EXERCISE DESCRIPTION =
Reproduce the entries word for word, and omit any picture you find in them.
*-*-*
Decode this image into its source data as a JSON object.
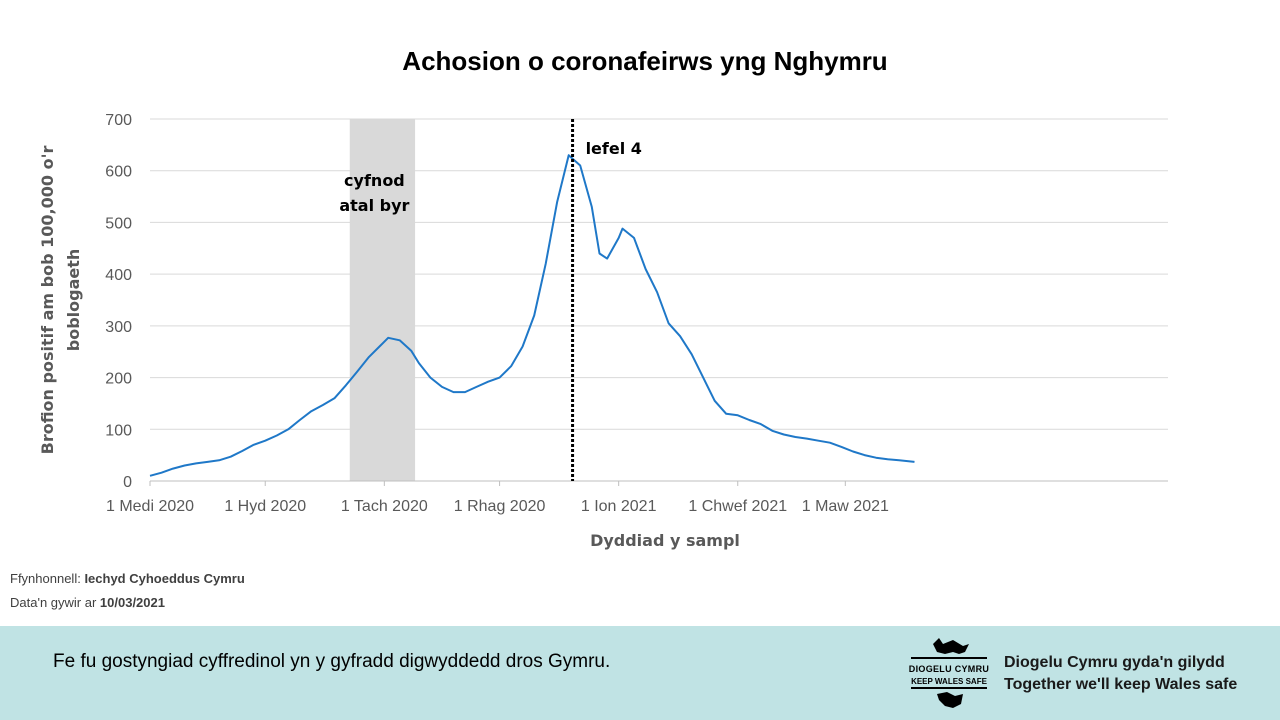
{
  "chart_data": {
    "type": "line",
    "title": "Achosion o coronafeirws yng Nghymru",
    "xlabel": "Dyddiad  y sampl",
    "ylabel_line1": "Brofion positif  am bob 100,000 o'r",
    "ylabel_line2": "boblogaeth",
    "ylim": [
      0,
      700
    ],
    "yticks": [
      0,
      100,
      200,
      300,
      400,
      500,
      600,
      700
    ],
    "xlim": [
      "2020-09-01",
      "2021-05-24"
    ],
    "xticks": [
      {
        "date": "2020-09-01",
        "label": "1 Medi 2020"
      },
      {
        "date": "2020-10-01",
        "label": "1 Hyd 2020"
      },
      {
        "date": "2020-11-01",
        "label": "1 Tach 2020"
      },
      {
        "date": "2020-12-01",
        "label": "1 Rhag 2020"
      },
      {
        "date": "2021-01-01",
        "label": "1 Ion 2021"
      },
      {
        "date": "2021-02-01",
        "label": "1 Chwef 2021"
      },
      {
        "date": "2021-03-01",
        "label": "1 Maw 2021"
      }
    ],
    "grid": "horizontal",
    "line_color": "#1f78c8",
    "shaded_region": {
      "start": "2020-10-23",
      "end": "2020-11-09",
      "label_line1": "cyfnod",
      "label_line2": "atal byr",
      "color": "#d9d9d9"
    },
    "vertical_marker": {
      "date": "2020-12-20",
      "label": "lefel 4"
    },
    "series": [
      {
        "values": [
          [
            "2020-09-01",
            10
          ],
          [
            "2020-09-04",
            16
          ],
          [
            "2020-09-07",
            24
          ],
          [
            "2020-09-10",
            30
          ],
          [
            "2020-09-13",
            34
          ],
          [
            "2020-09-16",
            37
          ],
          [
            "2020-09-19",
            40
          ],
          [
            "2020-09-22",
            47
          ],
          [
            "2020-09-25",
            58
          ],
          [
            "2020-09-28",
            70
          ],
          [
            "2020-10-01",
            78
          ],
          [
            "2020-10-04",
            88
          ],
          [
            "2020-10-07",
            100
          ],
          [
            "2020-10-10",
            118
          ],
          [
            "2020-10-13",
            135
          ],
          [
            "2020-10-16",
            147
          ],
          [
            "2020-10-19",
            160
          ],
          [
            "2020-10-22",
            185
          ],
          [
            "2020-10-25",
            212
          ],
          [
            "2020-10-28",
            240
          ],
          [
            "2020-10-31",
            262
          ],
          [
            "2020-11-02",
            277
          ],
          [
            "2020-11-05",
            272
          ],
          [
            "2020-11-08",
            252
          ],
          [
            "2020-11-10",
            228
          ],
          [
            "2020-11-13",
            200
          ],
          [
            "2020-11-16",
            182
          ],
          [
            "2020-11-19",
            172
          ],
          [
            "2020-11-22",
            172
          ],
          [
            "2020-11-25",
            182
          ],
          [
            "2020-11-28",
            192
          ],
          [
            "2020-12-01",
            200
          ],
          [
            "2020-12-04",
            222
          ],
          [
            "2020-12-07",
            260
          ],
          [
            "2020-12-10",
            320
          ],
          [
            "2020-12-13",
            420
          ],
          [
            "2020-12-16",
            540
          ],
          [
            "2020-12-19",
            630
          ],
          [
            "2020-12-22",
            610
          ],
          [
            "2020-12-25",
            530
          ],
          [
            "2020-12-27",
            440
          ],
          [
            "2020-12-29",
            430
          ],
          [
            "2021-01-01",
            470
          ],
          [
            "2021-01-02",
            488
          ],
          [
            "2021-01-05",
            470
          ],
          [
            "2021-01-08",
            410
          ],
          [
            "2021-01-11",
            365
          ],
          [
            "2021-01-14",
            305
          ],
          [
            "2021-01-17",
            280
          ],
          [
            "2021-01-20",
            245
          ],
          [
            "2021-01-23",
            200
          ],
          [
            "2021-01-26",
            155
          ],
          [
            "2021-01-29",
            130
          ],
          [
            "2021-02-01",
            127
          ],
          [
            "2021-02-04",
            118
          ],
          [
            "2021-02-07",
            110
          ],
          [
            "2021-02-10",
            97
          ],
          [
            "2021-02-13",
            90
          ],
          [
            "2021-02-16",
            85
          ],
          [
            "2021-02-19",
            82
          ],
          [
            "2021-02-22",
            78
          ],
          [
            "2021-02-25",
            74
          ],
          [
            "2021-02-28",
            66
          ],
          [
            "2021-03-03",
            57
          ],
          [
            "2021-03-06",
            50
          ],
          [
            "2021-03-09",
            45
          ],
          [
            "2021-03-12",
            42
          ],
          [
            "2021-03-15",
            40
          ],
          [
            "2021-03-19",
            37
          ]
        ]
      }
    ]
  },
  "source": {
    "label": "Ffynhonnell: ",
    "name": "Iechyd Cyhoeddus Cymru",
    "date_label": "Data'n gywir ar ",
    "date": "10/03/2021"
  },
  "footer": {
    "message": "Fe fu gostyngiad cyffredinol yn y gyfradd digwyddedd dros Gymru.",
    "logo_top": "DIOGELU CYMRU",
    "logo_bottom": "KEEP WALES SAFE",
    "tagline_welsh": "Diogelu Cymru gyda'n gilydd",
    "tagline_english": "Together we'll keep Wales safe"
  },
  "colors": {
    "footer_bg": "#c0e3e4",
    "grid": "#d9d9d9",
    "line": "#1f78c8"
  }
}
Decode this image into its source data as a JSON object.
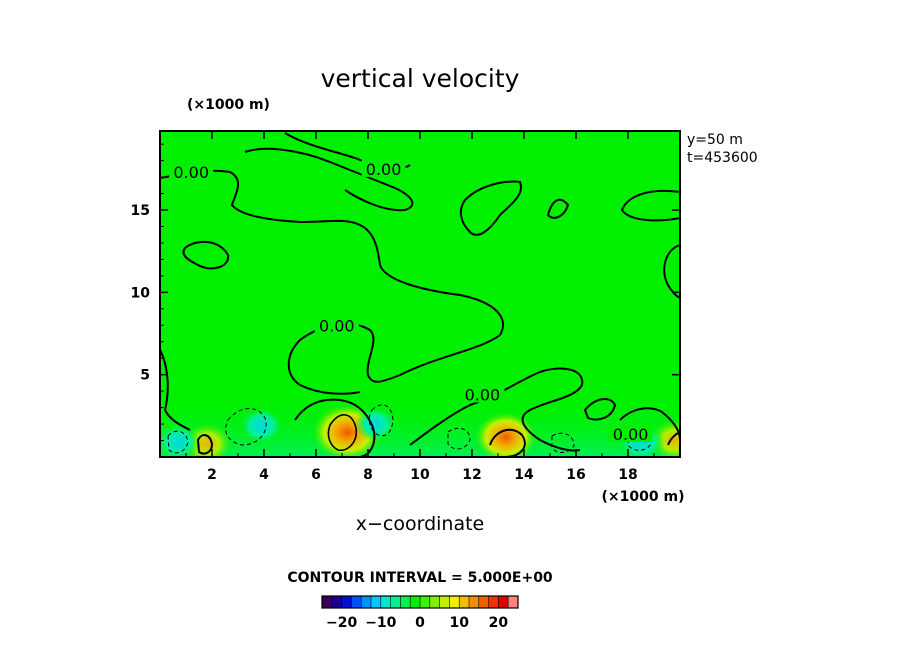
{
  "chart_data": {
    "type": "heatmap",
    "title": "vertical velocity",
    "xlabel": "x−coordinate",
    "x_unit": "(×1000 m)",
    "y_unit": "(×1000 m)",
    "xlim": [
      0,
      20
    ],
    "ylim": [
      0,
      19.8
    ],
    "x_ticks": [
      2,
      4,
      6,
      8,
      10,
      12,
      14,
      16,
      18
    ],
    "y_ticks": [
      5,
      10,
      15
    ],
    "info_lines": [
      "y=50  m",
      "t=453600"
    ],
    "contour_interval_text": "CONTOUR INTERVAL = 5.000E+00",
    "colorbar": {
      "range": [
        -25,
        25
      ],
      "ticks": [
        -20,
        -10,
        0,
        10,
        20
      ],
      "tick_labels": [
        "−20",
        "−10",
        "0",
        "10",
        "20"
      ],
      "colors": [
        "#3a0057",
        "#1a0090",
        "#0010d0",
        "#0050ff",
        "#0090ff",
        "#00c8ff",
        "#00e8d0",
        "#00f090",
        "#00f050",
        "#00f000",
        "#40f000",
        "#80f000",
        "#c0f000",
        "#f0f000",
        "#f0c000",
        "#f09000",
        "#f06000",
        "#f03000",
        "#e00000",
        "#ff8080"
      ]
    },
    "contour_labels": [
      {
        "text": "0.00",
        "x": 1.2,
        "y": 17.3
      },
      {
        "text": "0.00",
        "x": 8.6,
        "y": 17.5
      },
      {
        "text": "0.00",
        "x": 6.8,
        "y": 8.0
      },
      {
        "text": "0.00",
        "x": 12.4,
        "y": 3.8
      },
      {
        "text": "0.00",
        "x": 18.1,
        "y": 1.4
      }
    ],
    "features": [
      {
        "kind": "positive",
        "x": 7.2,
        "y": 1.5,
        "peak": 15
      },
      {
        "kind": "positive",
        "x": 13.3,
        "y": 1.2,
        "peak": 12
      },
      {
        "kind": "positive",
        "x": 1.8,
        "y": 0.8,
        "peak": 8
      },
      {
        "kind": "positive",
        "x": 19.8,
        "y": 1.0,
        "peak": 8
      },
      {
        "kind": "negative",
        "x": 3.9,
        "y": 1.9,
        "peak": -6
      },
      {
        "kind": "negative",
        "x": 8.3,
        "y": 2.0,
        "peak": -5
      },
      {
        "kind": "negative",
        "x": 0.7,
        "y": 0.9,
        "peak": -6
      },
      {
        "kind": "negative",
        "x": 18.5,
        "y": 0.9,
        "peak": -7
      }
    ]
  }
}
*-*-*
FINAL RESULT =
Decode this image into its source data as a JSON object.
{
  "chart_data": {
    "type": "line",
    "title": "Achosion o coronafeirws yng Nghymru",
    "xlabel": "Dyddiad  y sampl",
    "ylabel_line1": "Brofion positif  am bob 100,000 o'r",
    "ylabel_line2": "boblogaeth",
    "ylim": [
      0,
      700
    ],
    "yticks": [
      0,
      100,
      200,
      300,
      400,
      500,
      600,
      700
    ],
    "xlim": [
      "2020-09-01",
      "2021-05-24"
    ],
    "xticks": [
      {
        "date": "2020-09-01",
        "label": "1 Medi 2020"
      },
      {
        "date": "2020-10-01",
        "label": "1 Hyd 2020"
      },
      {
        "date": "2020-11-01",
        "label": "1 Tach 2020"
      },
      {
        "date": "2020-12-01",
        "label": "1 Rhag 2020"
      },
      {
        "date": "2021-01-01",
        "label": "1 Ion 2021"
      },
      {
        "date": "2021-02-01",
        "label": "1 Chwef 2021"
      },
      {
        "date": "2021-03-01",
        "label": "1 Maw 2021"
      }
    ],
    "grid": "horizontal",
    "line_color": "#1f78c8",
    "shaded_region": {
      "start": "2020-10-23",
      "end": "2020-11-09",
      "label_line1": "cyfnod",
      "label_line2": "atal byr",
      "color": "#d9d9d9"
    },
    "vertical_marker": {
      "date": "2020-12-20",
      "label": "lefel 4"
    },
    "series": [
      {
        "values": [
          [
            "2020-09-01",
            10
          ],
          [
            "2020-09-04",
            16
          ],
          [
            "2020-09-07",
            24
          ],
          [
            "2020-09-10",
            30
          ],
          [
            "2020-09-13",
            34
          ],
          [
            "2020-09-16",
            37
          ],
          [
            "2020-09-19",
            40
          ],
          [
            "2020-09-22",
            47
          ],
          [
            "2020-09-25",
            58
          ],
          [
            "2020-09-28",
            70
          ],
          [
            "2020-10-01",
            78
          ],
          [
            "2020-10-04",
            88
          ],
          [
            "2020-10-07",
            100
          ],
          [
            "2020-10-10",
            118
          ],
          [
            "2020-10-13",
            135
          ],
          [
            "2020-10-16",
            147
          ],
          [
            "2020-10-19",
            160
          ],
          [
            "2020-10-22",
            185
          ],
          [
            "2020-10-25",
            212
          ],
          [
            "2020-10-28",
            240
          ],
          [
            "2020-10-31",
            262
          ],
          [
            "2020-11-02",
            277
          ],
          [
            "2020-11-05",
            272
          ],
          [
            "2020-11-08",
            252
          ],
          [
            "2020-11-10",
            228
          ],
          [
            "2020-11-13",
            200
          ],
          [
            "2020-11-16",
            182
          ],
          [
            "2020-11-19",
            172
          ],
          [
            "2020-11-22",
            172
          ],
          [
            "2020-11-25",
            182
          ],
          [
            "2020-11-28",
            192
          ],
          [
            "2020-12-01",
            200
          ],
          [
            "2020-12-04",
            222
          ],
          [
            "2020-12-07",
            260
          ],
          [
            "2020-12-10",
            320
          ],
          [
            "2020-12-13",
            420
          ],
          [
            "2020-12-16",
            540
          ],
          [
            "2020-12-19",
            630
          ],
          [
            "2020-12-22",
            610
          ],
          [
            "2020-12-25",
            530
          ],
          [
            "2020-12-27",
            440
          ],
          [
            "2020-12-29",
            430
          ],
          [
            "2021-01-01",
            470
          ],
          [
            "2021-01-02",
            488
          ],
          [
            "2021-01-05",
            470
          ],
          [
            "2021-01-08",
            410
          ],
          [
            "2021-01-11",
            365
          ],
          [
            "2021-01-14",
            305
          ],
          [
            "2021-01-17",
            280
          ],
          [
            "2021-01-20",
            245
          ],
          [
            "2021-01-23",
            200
          ],
          [
            "2021-01-26",
            155
          ],
          [
            "2021-01-29",
            130
          ],
          [
            "2021-02-01",
            127
          ],
          [
            "2021-02-04",
            118
          ],
          [
            "2021-02-07",
            110
          ],
          [
            "2021-02-10",
            97
          ],
          [
            "2021-02-13",
            90
          ],
          [
            "2021-02-16",
            85
          ],
          [
            "2021-02-19",
            82
          ],
          [
            "2021-02-22",
            78
          ],
          [
            "2021-02-25",
            74
          ],
          [
            "2021-02-28",
            66
          ],
          [
            "2021-03-03",
            57
          ],
          [
            "2021-03-06",
            50
          ],
          [
            "2021-03-09",
            45
          ],
          [
            "2021-03-12",
            42
          ],
          [
            "2021-03-15",
            40
          ],
          [
            "2021-03-19",
            37
          ]
        ]
      }
    ]
  },
  "source": {
    "label": "Ffynhonnell: ",
    "name": "Iechyd Cyhoeddus Cymru",
    "date_label": "Data'n gywir ar ",
    "date": "10/03/2021"
  },
  "footer": {
    "message": "Fe fu gostyngiad cyffredinol yn y gyfradd digwyddedd dros Gymru.",
    "logo_top": "DIOGELU CYMRU",
    "logo_bottom": "KEEP WALES SAFE",
    "tagline_welsh": "Diogelu Cymru gyda'n gilydd",
    "tagline_english": "Together we'll keep Wales safe"
  },
  "colors": {
    "footer_bg": "#c0e3e4",
    "grid": "#d9d9d9",
    "line": "#1f78c8"
  }
}
Decode this image into its source data as a JSON object.
{
  "chart_data": {
    "type": "heatmap",
    "title": "vertical velocity",
    "xlabel": "x−coordinate",
    "x_unit": "(×1000 m)",
    "y_unit": "(×1000 m)",
    "xlim": [
      0,
      20
    ],
    "ylim": [
      0,
      19.8
    ],
    "x_ticks": [
      2,
      4,
      6,
      8,
      10,
      12,
      14,
      16,
      18
    ],
    "y_ticks": [
      5,
      10,
      15
    ],
    "info_lines": [
      "y=50  m",
      "t=453600"
    ],
    "contour_interval_text": "CONTOUR INTERVAL = 5.000E+00",
    "colorbar": {
      "range": [
        -25,
        25
      ],
      "ticks": [
        -20,
        -10,
        0,
        10,
        20
      ],
      "tick_labels": [
        "−20",
        "−10",
        "0",
        "10",
        "20"
      ],
      "colors": [
        "#3a0057",
        "#1a0090",
        "#0010d0",
        "#0050ff",
        "#0090ff",
        "#00c8ff",
        "#00e8d0",
        "#00f090",
        "#00f050",
        "#00f000",
        "#40f000",
        "#80f000",
        "#c0f000",
        "#f0f000",
        "#f0c000",
        "#f09000",
        "#f06000",
        "#f03000",
        "#e00000",
        "#ff8080"
      ]
    },
    "contour_labels": [
      {
        "text": "0.00",
        "x": 1.2,
        "y": 17.3
      },
      {
        "text": "0.00",
        "x": 8.6,
        "y": 17.5
      },
      {
        "text": "0.00",
        "x": 6.8,
        "y": 8.0
      },
      {
        "text": "0.00",
        "x": 12.4,
        "y": 3.8
      },
      {
        "text": "0.00",
        "x": 18.1,
        "y": 1.4
      }
    ],
    "features": [
      {
        "kind": "positive",
        "x": 7.2,
        "y": 1.5,
        "peak": 15
      },
      {
        "kind": "positive",
        "x": 13.3,
        "y": 1.2,
        "peak": 12
      },
      {
        "kind": "positive",
        "x": 1.8,
        "y": 0.8,
        "peak": 8
      },
      {
        "kind": "positive",
        "x": 19.8,
        "y": 1.0,
        "peak": 8
      },
      {
        "kind": "negative",
        "x": 3.9,
        "y": 1.9,
        "peak": -6
      },
      {
        "kind": "negative",
        "x": 8.3,
        "y": 2.0,
        "peak": -5
      },
      {
        "kind": "negative",
        "x": 0.7,
        "y": 0.9,
        "peak": -6
      },
      {
        "kind": "negative",
        "x": 18.5,
        "y": 0.9,
        "peak": -7
      }
    ]
  }
}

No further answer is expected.